*DATA RECORDS:*
***
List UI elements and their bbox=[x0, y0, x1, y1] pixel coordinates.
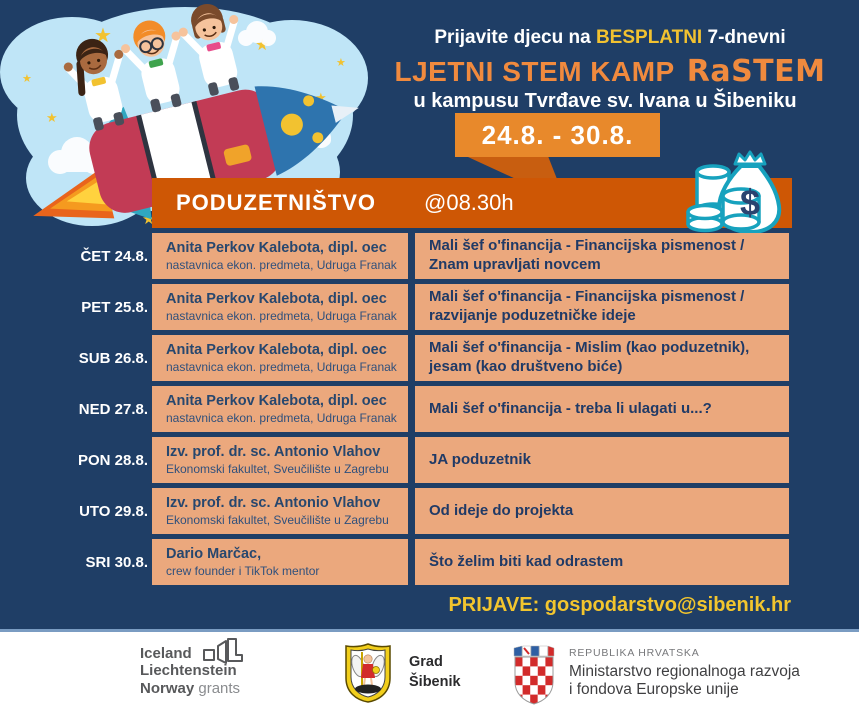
***
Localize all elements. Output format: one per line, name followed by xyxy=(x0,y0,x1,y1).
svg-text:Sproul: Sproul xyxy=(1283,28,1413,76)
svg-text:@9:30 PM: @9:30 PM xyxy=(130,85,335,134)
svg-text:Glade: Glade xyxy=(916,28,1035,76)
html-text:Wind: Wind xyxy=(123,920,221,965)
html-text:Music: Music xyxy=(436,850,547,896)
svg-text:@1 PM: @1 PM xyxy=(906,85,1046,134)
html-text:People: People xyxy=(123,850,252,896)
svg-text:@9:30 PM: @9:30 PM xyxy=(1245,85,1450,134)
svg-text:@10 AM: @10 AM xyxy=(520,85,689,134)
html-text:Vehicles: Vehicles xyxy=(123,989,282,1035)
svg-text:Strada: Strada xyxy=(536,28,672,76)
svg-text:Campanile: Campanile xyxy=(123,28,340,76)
***
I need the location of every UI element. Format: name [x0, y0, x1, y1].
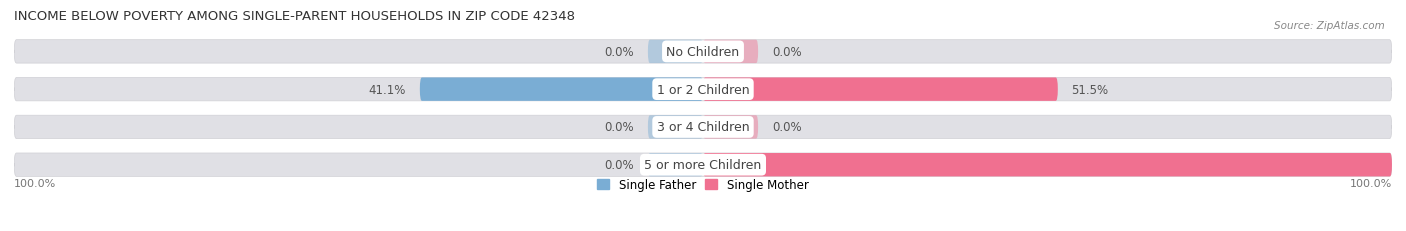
***
*TASK:*
Return every line of the entries above that contains the word "elements", matching case exactly.

*WRITTEN SOLUTION:*
List UI elements and their bbox=[x0, y0, x1, y1] pixel coordinates.
Localize all elements. Output format: one per line, name followed by xyxy=(x0,y0,x1,y1).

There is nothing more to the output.